▶ _Exercise_: In the listing below, locate the lines that hold "color" and copy them.

▶ _Records from a collection_:
↓
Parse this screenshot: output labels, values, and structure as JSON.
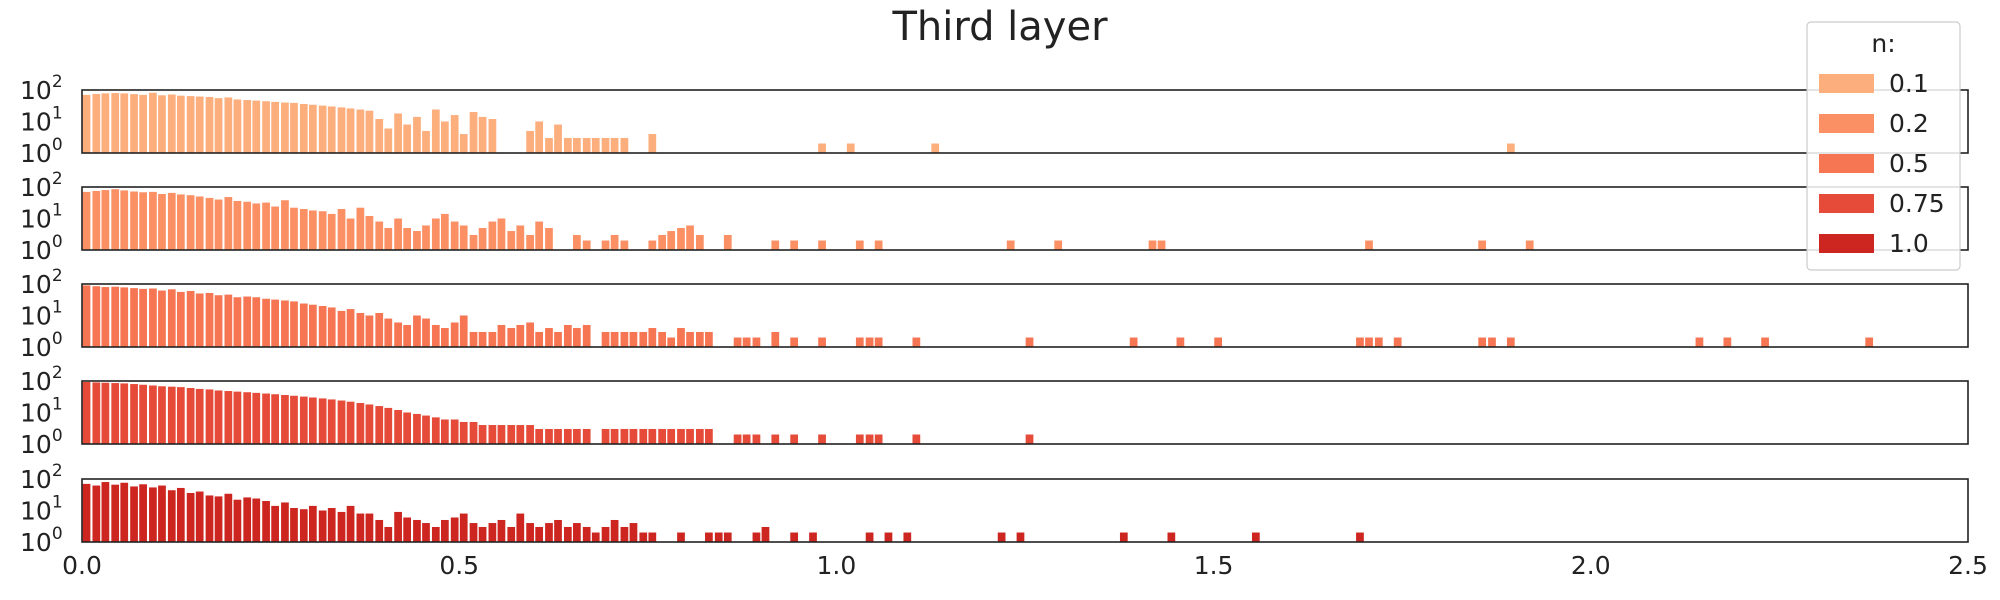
{
  "chart_data": {
    "type": "bar",
    "title": "Third layer",
    "x_tick_labels": [
      "0.0",
      "0.5",
      "1.0",
      "1.5",
      "2.0",
      "2.5"
    ],
    "xlim": [
      0,
      2.5
    ],
    "bin_width": 0.0125,
    "y_scale": "log",
    "y_tick_labels": [
      {
        "base": "10",
        "exp": "0"
      },
      {
        "base": "10",
        "exp": "1"
      },
      {
        "base": "10",
        "exp": "2"
      }
    ],
    "ylim": [
      1,
      100
    ],
    "grid": false,
    "legend": {
      "title": "n:",
      "placement": "top-right",
      "entries": [
        {
          "label": "0.1",
          "color": "#fcae7c"
        },
        {
          "label": "0.2",
          "color": "#fb9064"
        },
        {
          "label": "0.5",
          "color": "#f67552"
        },
        {
          "label": "0.75",
          "color": "#e64a38"
        },
        {
          "label": "1.0",
          "color": "#cd2620"
        }
      ]
    },
    "series": [
      {
        "label": "0.1",
        "color": "#fcae7c",
        "x": [
          0.006,
          0.019,
          0.031,
          0.044,
          0.056,
          0.069,
          0.081,
          0.094,
          0.106,
          0.119,
          0.131,
          0.144,
          0.156,
          0.169,
          0.181,
          0.194,
          0.206,
          0.219,
          0.231,
          0.244,
          0.256,
          0.269,
          0.281,
          0.294,
          0.306,
          0.319,
          0.331,
          0.344,
          0.356,
          0.369,
          0.381,
          0.394,
          0.406,
          0.419,
          0.431,
          0.444,
          0.456,
          0.469,
          0.481,
          0.494,
          0.506,
          0.519,
          0.531,
          0.544,
          0.594,
          0.606,
          0.619,
          0.631,
          0.644,
          0.656,
          0.669,
          0.681,
          0.694,
          0.706,
          0.719,
          0.756,
          0.981,
          1.019,
          1.131,
          1.894
        ],
        "y": [
          70,
          75,
          78,
          80,
          78,
          74,
          70,
          82,
          68,
          72,
          66,
          64,
          62,
          60,
          55,
          58,
          50,
          48,
          46,
          44,
          42,
          40,
          39,
          36,
          34,
          32,
          30,
          28,
          26,
          24,
          22,
          12,
          6,
          18,
          8,
          14,
          5,
          24,
          10,
          16,
          4,
          20,
          14,
          12,
          5,
          10,
          3,
          8,
          3,
          3,
          3,
          3,
          3,
          3,
          3,
          4,
          2,
          2,
          2,
          2
        ]
      },
      {
        "label": "0.2",
        "color": "#fb9064",
        "x": [
          0.006,
          0.019,
          0.031,
          0.044,
          0.056,
          0.069,
          0.081,
          0.094,
          0.106,
          0.119,
          0.131,
          0.144,
          0.156,
          0.169,
          0.181,
          0.194,
          0.206,
          0.219,
          0.231,
          0.244,
          0.256,
          0.269,
          0.281,
          0.294,
          0.306,
          0.319,
          0.331,
          0.344,
          0.356,
          0.369,
          0.381,
          0.394,
          0.406,
          0.419,
          0.431,
          0.444,
          0.456,
          0.469,
          0.481,
          0.494,
          0.506,
          0.519,
          0.531,
          0.544,
          0.556,
          0.569,
          0.581,
          0.594,
          0.606,
          0.619,
          0.656,
          0.669,
          0.694,
          0.706,
          0.719,
          0.756,
          0.769,
          0.781,
          0.794,
          0.806,
          0.819,
          0.856,
          0.919,
          0.944,
          0.981,
          1.031,
          1.056,
          1.231,
          1.294,
          1.419,
          1.431,
          1.706,
          1.856,
          1.919
        ],
        "y": [
          70,
          75,
          80,
          85,
          78,
          72,
          68,
          70,
          60,
          65,
          58,
          55,
          50,
          45,
          40,
          48,
          36,
          34,
          30,
          32,
          24,
          38,
          22,
          20,
          18,
          17,
          14,
          20,
          10,
          22,
          12,
          8,
          5,
          10,
          5,
          4,
          6,
          10,
          14,
          8,
          6,
          3,
          5,
          8,
          10,
          4,
          6,
          3,
          8,
          5,
          3,
          2,
          2,
          3,
          2,
          2,
          3,
          4,
          5,
          6,
          3,
          3,
          2,
          2,
          2,
          2,
          2,
          2,
          2,
          2,
          2,
          2,
          2,
          2
        ]
      },
      {
        "label": "0.5",
        "color": "#f67552",
        "x": [
          0.006,
          0.019,
          0.031,
          0.044,
          0.056,
          0.069,
          0.081,
          0.094,
          0.106,
          0.119,
          0.131,
          0.144,
          0.156,
          0.169,
          0.181,
          0.194,
          0.206,
          0.219,
          0.231,
          0.244,
          0.256,
          0.269,
          0.281,
          0.294,
          0.306,
          0.319,
          0.331,
          0.344,
          0.356,
          0.369,
          0.381,
          0.394,
          0.406,
          0.419,
          0.431,
          0.444,
          0.456,
          0.469,
          0.481,
          0.494,
          0.506,
          0.519,
          0.531,
          0.544,
          0.556,
          0.569,
          0.581,
          0.594,
          0.606,
          0.619,
          0.631,
          0.644,
          0.656,
          0.669,
          0.694,
          0.706,
          0.719,
          0.731,
          0.744,
          0.756,
          0.769,
          0.781,
          0.794,
          0.806,
          0.819,
          0.831,
          0.869,
          0.881,
          0.894,
          0.919,
          0.944,
          0.981,
          1.031,
          1.044,
          1.056,
          1.106,
          1.256,
          1.394,
          1.456,
          1.506,
          1.694,
          1.706,
          1.719,
          1.744,
          1.856,
          1.869,
          1.894,
          2.144,
          2.181,
          2.231,
          2.369
        ],
        "y": [
          90,
          85,
          80,
          82,
          78,
          74,
          70,
          72,
          62,
          68,
          56,
          60,
          50,
          52,
          44,
          46,
          38,
          40,
          38,
          34,
          32,
          30,
          28,
          24,
          22,
          20,
          18,
          14,
          16,
          12,
          10,
          12,
          8,
          6,
          5,
          10,
          8,
          5,
          4,
          6,
          10,
          3,
          3,
          3,
          5,
          4,
          5,
          6,
          3,
          4,
          3,
          5,
          4,
          5,
          3,
          3,
          3,
          3,
          3,
          4,
          3,
          2,
          4,
          3,
          3,
          3,
          2,
          2,
          2,
          3,
          2,
          2,
          2,
          2,
          2,
          2,
          2,
          2,
          2,
          2,
          2,
          2,
          2,
          2,
          2,
          2,
          2,
          2,
          2,
          2,
          2
        ]
      },
      {
        "label": "0.75",
        "color": "#e64a38",
        "x": [
          0.006,
          0.019,
          0.031,
          0.044,
          0.056,
          0.069,
          0.081,
          0.094,
          0.106,
          0.119,
          0.131,
          0.144,
          0.156,
          0.169,
          0.181,
          0.194,
          0.206,
          0.219,
          0.231,
          0.244,
          0.256,
          0.269,
          0.281,
          0.294,
          0.306,
          0.319,
          0.331,
          0.344,
          0.356,
          0.369,
          0.381,
          0.394,
          0.406,
          0.419,
          0.431,
          0.444,
          0.456,
          0.469,
          0.481,
          0.494,
          0.506,
          0.519,
          0.531,
          0.544,
          0.556,
          0.569,
          0.581,
          0.594,
          0.606,
          0.619,
          0.631,
          0.644,
          0.656,
          0.669,
          0.694,
          0.706,
          0.719,
          0.731,
          0.744,
          0.756,
          0.769,
          0.781,
          0.794,
          0.806,
          0.819,
          0.831,
          0.869,
          0.881,
          0.894,
          0.919,
          0.944,
          0.981,
          1.031,
          1.044,
          1.056,
          1.106,
          1.256
        ],
        "y": [
          95,
          90,
          88,
          86,
          84,
          80,
          76,
          72,
          68,
          66,
          64,
          60,
          56,
          54,
          50,
          48,
          46,
          44,
          42,
          40,
          38,
          36,
          34,
          32,
          30,
          28,
          26,
          24,
          22,
          20,
          18,
          16,
          14,
          12,
          10,
          9,
          8,
          7,
          6,
          6,
          5,
          5,
          4,
          4,
          4,
          4,
          4,
          4,
          3,
          3,
          3,
          3,
          3,
          3,
          3,
          3,
          3,
          3,
          3,
          3,
          3,
          3,
          3,
          3,
          3,
          3,
          2,
          2,
          2,
          2,
          2,
          2,
          2,
          2,
          2,
          2,
          2
        ]
      },
      {
        "label": "1.0",
        "color": "#cd2620",
        "x": [
          0.006,
          0.019,
          0.031,
          0.044,
          0.056,
          0.069,
          0.081,
          0.094,
          0.106,
          0.119,
          0.131,
          0.144,
          0.156,
          0.169,
          0.181,
          0.194,
          0.206,
          0.219,
          0.231,
          0.244,
          0.256,
          0.269,
          0.281,
          0.294,
          0.306,
          0.319,
          0.331,
          0.344,
          0.356,
          0.369,
          0.381,
          0.394,
          0.406,
          0.419,
          0.431,
          0.444,
          0.456,
          0.469,
          0.481,
          0.494,
          0.506,
          0.519,
          0.531,
          0.544,
          0.556,
          0.569,
          0.581,
          0.594,
          0.606,
          0.619,
          0.631,
          0.644,
          0.656,
          0.669,
          0.681,
          0.694,
          0.706,
          0.719,
          0.731,
          0.744,
          0.756,
          0.794,
          0.831,
          0.844,
          0.856,
          0.894,
          0.906,
          0.944,
          0.969,
          1.044,
          1.069,
          1.094,
          1.219,
          1.244,
          1.381,
          1.444,
          1.556,
          1.694
        ],
        "y": [
          70,
          62,
          80,
          66,
          76,
          58,
          68,
          54,
          62,
          44,
          52,
          36,
          40,
          30,
          28,
          34,
          22,
          26,
          24,
          20,
          14,
          18,
          12,
          11,
          14,
          10,
          12,
          9,
          14,
          8,
          8,
          5,
          3,
          9,
          6,
          5,
          4,
          3,
          5,
          6,
          8,
          4,
          3,
          4,
          5,
          3,
          8,
          4,
          3,
          4,
          5,
          3,
          4,
          3,
          2,
          3,
          5,
          3,
          4,
          2,
          2,
          2,
          2,
          2,
          2,
          2,
          3,
          2,
          2,
          2,
          2,
          2,
          2,
          2,
          2,
          2,
          2,
          2
        ]
      }
    ]
  }
}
↑
▶ _Expected output_:
          "color": "#fcae7c"
          "color": "#fb9064"
          "color": "#f67552"
          "color": "#e64a38"
          "color": "#cd2620"
        "color": "#fcae7c",
        "color": "#fb9064",
        "color": "#f67552",
        "color": "#e64a38",
        "color": "#cd2620",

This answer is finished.